_MATERIAL PROVIDED_.

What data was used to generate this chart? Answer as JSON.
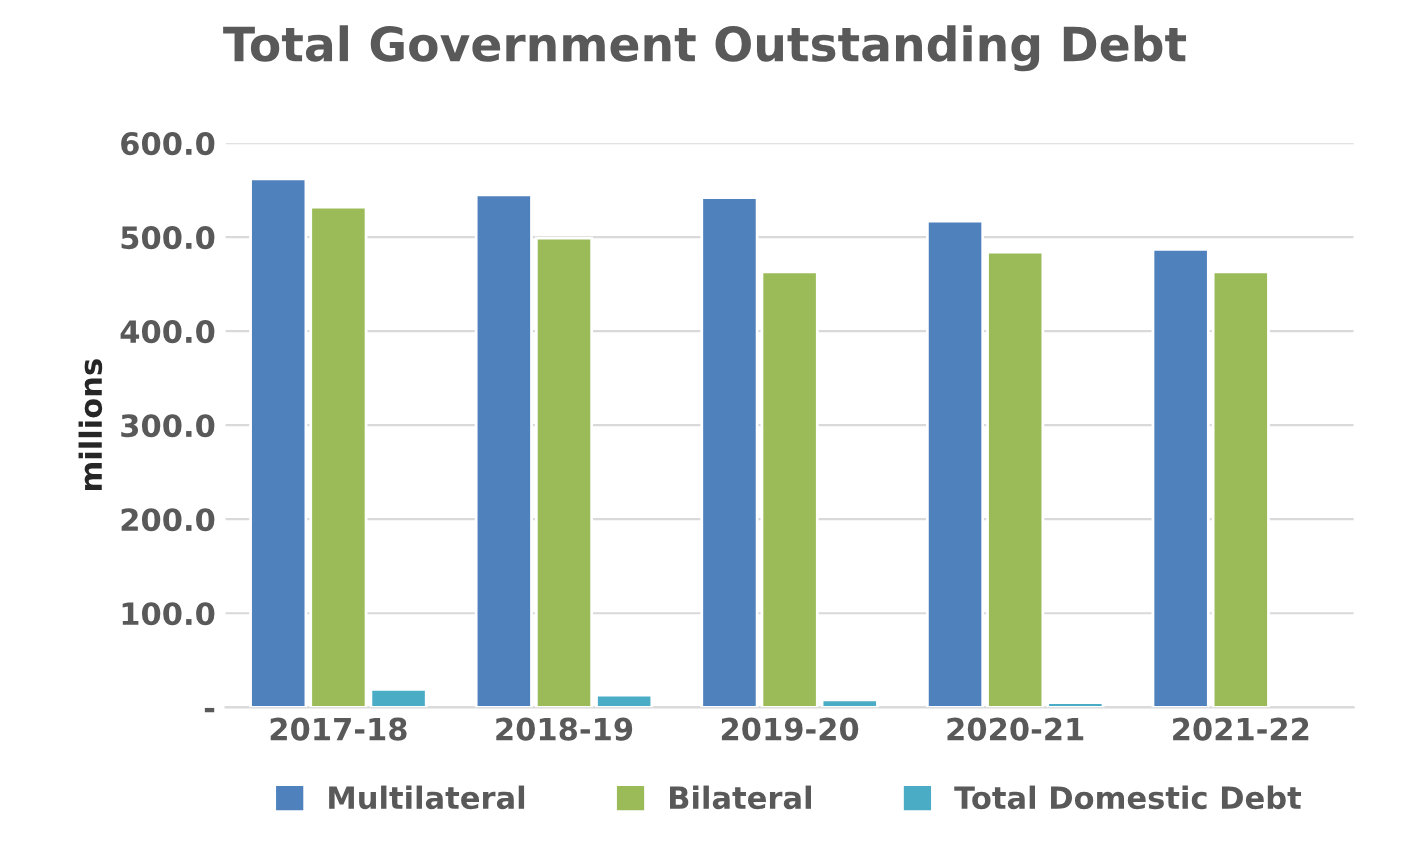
{
  "chart_data": {
    "type": "bar",
    "title": "Total Government Outstanding Debt",
    "ylabel": "millions",
    "categories": [
      "2017-18",
      "2018-19",
      "2019-20",
      "2020-21",
      "2021-22"
    ],
    "series": [
      {
        "name": "Multilateral",
        "color": "#4f81bd",
        "values": [
          562,
          545,
          542,
          517,
          487
        ]
      },
      {
        "name": "Bilateral",
        "color": "#9bbb59",
        "values": [
          532,
          499,
          463,
          484,
          463
        ]
      },
      {
        "name": "Total Domestic Debt",
        "color": "#4bacc6",
        "values": [
          19,
          13,
          8,
          5,
          null
        ]
      }
    ],
    "ylim": [
      0,
      600
    ],
    "yticks": [
      {
        "value": 0,
        "label": "-"
      },
      {
        "value": 100,
        "label": "100.0"
      },
      {
        "value": 200,
        "label": "200.0"
      },
      {
        "value": 300,
        "label": "300.0"
      },
      {
        "value": 400,
        "label": "400.0"
      },
      {
        "value": 500,
        "label": "500.0"
      },
      {
        "value": 600,
        "label": "600.0"
      }
    ],
    "grid": "y",
    "legend": "bottom"
  }
}
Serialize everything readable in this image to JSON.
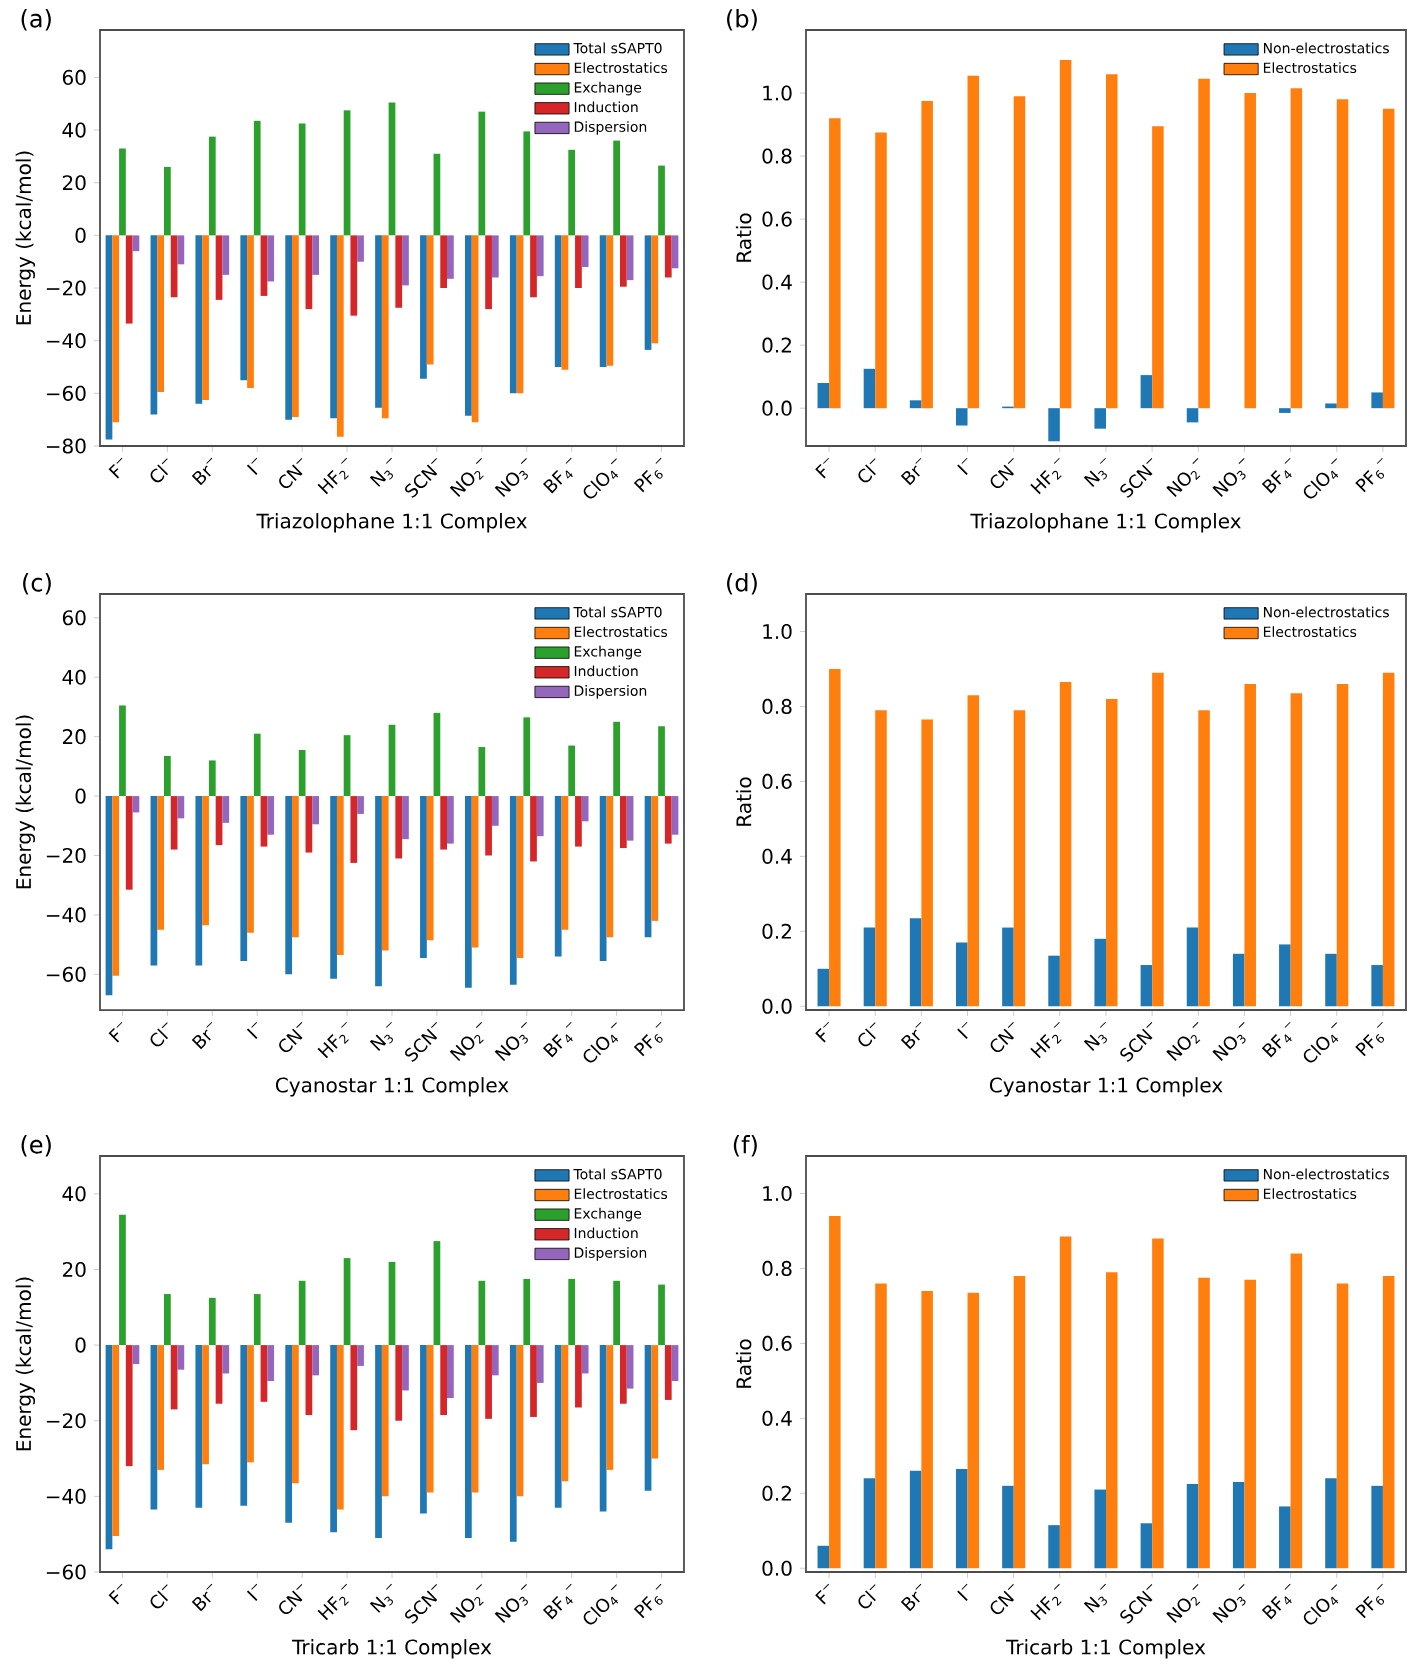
{
  "chart_data": [
    {
      "type": "bar",
      "title": "(a)",
      "xlabel": "Triazolophane 1:1 Complex",
      "ylabel": "Energy (kcal/mol)",
      "legend": "top right",
      "categories": [
        "F$^{−}$",
        "Cl$^{−}$",
        "Br$^{−}$",
        "I$^{−}$",
        "CN$^{−}$",
        "HF$_{2}$$^{−}$",
        "N$_{3}$$^{−}$",
        "SCN$^{−}$",
        "NO$_{2}$$^{−}$",
        "NO$_{3}$$^{−}$",
        "BF$_{4}$$^{−}$",
        "ClO$_{4}$$^{−}$",
        "PF$_{6}$$^{−}$"
      ],
      "ylim": [
        -80,
        78
      ],
      "yticks": [
        {
          "value": -80,
          "label": "−80"
        },
        {
          "value": -60,
          "label": "−60"
        },
        {
          "value": -40,
          "label": "−40"
        },
        {
          "value": -20,
          "label": "−20"
        },
        0,
        20,
        40,
        60
      ],
      "series": [
        {
          "name": "Total sSAPT0",
          "color": "#1f77b4",
          "values": [
            -77.5,
            -68,
            -64,
            -55,
            -70,
            -69.5,
            -65.5,
            -54.5,
            -68.5,
            -60,
            -50,
            -50,
            -43.5
          ]
        },
        {
          "name": "Electrostatics",
          "color": "#ff7f0e",
          "values": [
            -71,
            -59.5,
            -62.5,
            -58,
            -69,
            -76.5,
            -69.5,
            -49,
            -71,
            -60,
            -51,
            -49.5,
            -41
          ]
        },
        {
          "name": "Exchange",
          "color": "#2ca02c",
          "values": [
            33,
            26,
            37.5,
            43.5,
            42.5,
            47.5,
            50.5,
            31,
            47,
            39.5,
            32.5,
            36,
            26.5
          ]
        },
        {
          "name": "Induction",
          "color": "#d62728",
          "values": [
            -33.5,
            -23.5,
            -24.5,
            -23,
            -28,
            -30.5,
            -27.5,
            -20,
            -28,
            -23.5,
            -20,
            -19.5,
            -16
          ]
        },
        {
          "name": "Dispersion",
          "color": "#9467bd",
          "values": [
            -6,
            -11,
            -15,
            -17.5,
            -15,
            -10,
            -19,
            -16.5,
            -16,
            -15.5,
            -12,
            -17,
            -12.5
          ]
        }
      ]
    },
    {
      "type": "bar",
      "title": "(b)",
      "xlabel": "Triazolophane 1:1 Complex",
      "ylabel": "Ratio",
      "legend": "top right",
      "categories": [
        "F$^{−}$",
        "Cl$^{−}$",
        "Br$^{−}$",
        "I$^{−}$",
        "CN$^{−}$",
        "HF$_{2}$$^{−}$",
        "N$_{3}$$^{−}$",
        "SCN$^{−}$",
        "NO$_{2}$$^{−}$",
        "NO$_{3}$$^{−}$",
        "BF$_{4}$$^{−}$",
        "ClO$_{4}$$^{−}$",
        "PF$_{6}$$^{−}$"
      ],
      "ylim": [
        -0.12,
        1.2
      ],
      "yticks": [
        {
          "value": 0,
          "label": "0.0"
        },
        {
          "value": 0.2,
          "label": "0.2"
        },
        {
          "value": 0.4,
          "label": "0.4"
        },
        {
          "value": 0.6,
          "label": "0.6"
        },
        {
          "value": 0.8,
          "label": "0.8"
        },
        {
          "value": 1,
          "label": "1.0"
        }
      ],
      "series": [
        {
          "name": "Non-electrostatics",
          "color": "#1f77b4",
          "values": [
            0.08,
            0.125,
            0.025,
            -0.055,
            0.005,
            -0.105,
            -0.065,
            0.105,
            -0.045,
            0.0,
            -0.015,
            0.015,
            0.05
          ]
        },
        {
          "name": "Electrostatics",
          "color": "#ff7f0e",
          "values": [
            0.92,
            0.875,
            0.975,
            1.055,
            0.99,
            1.105,
            1.06,
            0.895,
            1.045,
            1.0,
            1.015,
            0.98,
            0.95
          ]
        }
      ]
    },
    {
      "type": "bar",
      "title": "(c)",
      "xlabel": "Cyanostar 1:1 Complex",
      "ylabel": "Energy (kcal/mol)",
      "legend": "top right",
      "categories": [
        "F$^{−}$",
        "Cl$^{−}$",
        "Br$^{−}$",
        "I$^{−}$",
        "CN$^{−}$",
        "HF$_{2}$$^{−}$",
        "N$_{3}$$^{−}$",
        "SCN$^{−}$",
        "NO$_{2}$$^{−}$",
        "NO$_{3}$$^{−}$",
        "BF$_{4}$$^{−}$",
        "ClO$_{4}$$^{−}$",
        "PF$_{6}$$^{−}$"
      ],
      "ylim": [
        -72,
        68
      ],
      "yticks": [
        {
          "value": -60,
          "label": "−60"
        },
        {
          "value": -40,
          "label": "−40"
        },
        {
          "value": -20,
          "label": "−20"
        },
        0,
        20,
        40,
        60
      ],
      "series": [
        {
          "name": "Total sSAPT0",
          "color": "#1f77b4",
          "values": [
            -67,
            -57,
            -57,
            -55.5,
            -60,
            -61.5,
            -64,
            -54.5,
            -64.5,
            -63.5,
            -54,
            -55.5,
            -47.5
          ]
        },
        {
          "name": "Electrostatics",
          "color": "#ff7f0e",
          "values": [
            -60.5,
            -45,
            -43.5,
            -46,
            -47.5,
            -53.5,
            -52,
            -48.5,
            -51,
            -54.5,
            -45,
            -47.5,
            -42
          ]
        },
        {
          "name": "Exchange",
          "color": "#2ca02c",
          "values": [
            30.5,
            13.5,
            12,
            21,
            15.5,
            20.5,
            24,
            28,
            16.5,
            26.5,
            17,
            25,
            23.5
          ]
        },
        {
          "name": "Induction",
          "color": "#d62728",
          "values": [
            -31.5,
            -18,
            -16.5,
            -17,
            -19,
            -22.5,
            -21,
            -18,
            -20,
            -22,
            -17,
            -17.5,
            -16
          ]
        },
        {
          "name": "Dispersion",
          "color": "#9467bd",
          "values": [
            -5.5,
            -7.5,
            -9,
            -13,
            -9.5,
            -6,
            -14.5,
            -16,
            -10,
            -13.5,
            -8.5,
            -15,
            -13
          ]
        }
      ]
    },
    {
      "type": "bar",
      "title": "(d)",
      "xlabel": "Cyanostar 1:1 Complex",
      "ylabel": "Ratio",
      "legend": "top right",
      "categories": [
        "F$^{−}$",
        "Cl$^{−}$",
        "Br$^{−}$",
        "I$^{−}$",
        "CN$^{−}$",
        "HF$_{2}$$^{−}$",
        "N$_{3}$$^{−}$",
        "SCN$^{−}$",
        "NO$_{2}$$^{−}$",
        "NO$_{3}$$^{−}$",
        "BF$_{4}$$^{−}$",
        "ClO$_{4}$$^{−}$",
        "PF$_{6}$$^{−}$"
      ],
      "ylim": [
        -0.01,
        1.1
      ],
      "yticks": [
        {
          "value": 0,
          "label": "0.0"
        },
        {
          "value": 0.2,
          "label": "0.2"
        },
        {
          "value": 0.4,
          "label": "0.4"
        },
        {
          "value": 0.6,
          "label": "0.6"
        },
        {
          "value": 0.8,
          "label": "0.8"
        },
        {
          "value": 1,
          "label": "1.0"
        }
      ],
      "series": [
        {
          "name": "Non-electrostatics",
          "color": "#1f77b4",
          "values": [
            0.1,
            0.21,
            0.235,
            0.17,
            0.21,
            0.135,
            0.18,
            0.11,
            0.21,
            0.14,
            0.165,
            0.14,
            0.11
          ]
        },
        {
          "name": "Electrostatics",
          "color": "#ff7f0e",
          "values": [
            0.9,
            0.79,
            0.765,
            0.83,
            0.79,
            0.865,
            0.82,
            0.89,
            0.79,
            0.86,
            0.835,
            0.86,
            0.89
          ]
        }
      ]
    },
    {
      "type": "bar",
      "title": "(e)",
      "xlabel": "Tricarb 1:1 Complex",
      "ylabel": "Energy (kcal/mol)",
      "legend": "top right",
      "categories": [
        "F$^{−}$",
        "Cl$^{−}$",
        "Br$^{−}$",
        "I$^{−}$",
        "CN$^{−}$",
        "HF$_{2}$$^{−}$",
        "N$_{3}$$^{−}$",
        "SCN$^{−}$",
        "NO$_{2}$$^{−}$",
        "NO$_{3}$$^{−}$",
        "BF$_{4}$$^{−}$",
        "ClO$_{4}$$^{−}$",
        "PF$_{6}$$^{−}$"
      ],
      "ylim": [
        -60,
        50
      ],
      "yticks": [
        {
          "value": -60,
          "label": "−60"
        },
        {
          "value": -40,
          "label": "−40"
        },
        {
          "value": -20,
          "label": "−20"
        },
        0,
        20,
        40
      ],
      "series": [
        {
          "name": "Total sSAPT0",
          "color": "#1f77b4",
          "values": [
            -54,
            -43.5,
            -43,
            -42.5,
            -47,
            -49.5,
            -51,
            -44.5,
            -51,
            -52,
            -43,
            -44,
            -38.5
          ]
        },
        {
          "name": "Electrostatics",
          "color": "#ff7f0e",
          "values": [
            -50.5,
            -33,
            -31.5,
            -31,
            -36.5,
            -43.5,
            -40,
            -39,
            -39,
            -40,
            -36,
            -33,
            -30
          ]
        },
        {
          "name": "Exchange",
          "color": "#2ca02c",
          "values": [
            34.5,
            13.5,
            12.5,
            13.5,
            17,
            23,
            22,
            27.5,
            17,
            17.5,
            17.5,
            17,
            16
          ]
        },
        {
          "name": "Induction",
          "color": "#d62728",
          "values": [
            -32,
            -17,
            -15.5,
            -15,
            -18.5,
            -22.5,
            -20,
            -18.5,
            -19.5,
            -19,
            -16.5,
            -15.5,
            -14.5
          ]
        },
        {
          "name": "Dispersion",
          "color": "#9467bd",
          "values": [
            -5,
            -6.5,
            -7.5,
            -9.5,
            -8,
            -5.5,
            -12,
            -14,
            -8,
            -10,
            -7.5,
            -11.5,
            -9.5
          ]
        }
      ]
    },
    {
      "type": "bar",
      "title": "(f)",
      "xlabel": "Tricarb 1:1 Complex",
      "ylabel": "Ratio",
      "legend": "top right",
      "categories": [
        "F$^{−}$",
        "Cl$^{−}$",
        "Br$^{−}$",
        "I$^{−}$",
        "CN$^{−}$",
        "HF$_{2}$$^{−}$",
        "N$_{3}$$^{−}$",
        "SCN$^{−}$",
        "NO$_{2}$$^{−}$",
        "NO$_{3}$$^{−}$",
        "BF$_{4}$$^{−}$",
        "ClO$_{4}$$^{−}$",
        "PF$_{6}$$^{−}$"
      ],
      "ylim": [
        -0.01,
        1.1
      ],
      "yticks": [
        {
          "value": 0,
          "label": "0.0"
        },
        {
          "value": 0.2,
          "label": "0.2"
        },
        {
          "value": 0.4,
          "label": "0.4"
        },
        {
          "value": 0.6,
          "label": "0.6"
        },
        {
          "value": 0.8,
          "label": "0.8"
        },
        {
          "value": 1,
          "label": "1.0"
        }
      ],
      "series": [
        {
          "name": "Non-electrostatics",
          "color": "#1f77b4",
          "values": [
            0.06,
            0.24,
            0.26,
            0.265,
            0.22,
            0.115,
            0.21,
            0.12,
            0.225,
            0.23,
            0.165,
            0.24,
            0.22
          ]
        },
        {
          "name": "Electrostatics",
          "color": "#ff7f0e",
          "values": [
            0.94,
            0.76,
            0.74,
            0.735,
            0.78,
            0.885,
            0.79,
            0.88,
            0.775,
            0.77,
            0.84,
            0.76,
            0.78
          ]
        }
      ]
    }
  ]
}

_WORK TO DO_. Show each line holding the word "this".

_SOLUTION TO THE EXERCISE_.
What data was used to generate this chart? Answer as JSON.
Serialize everything readable in this image to JSON.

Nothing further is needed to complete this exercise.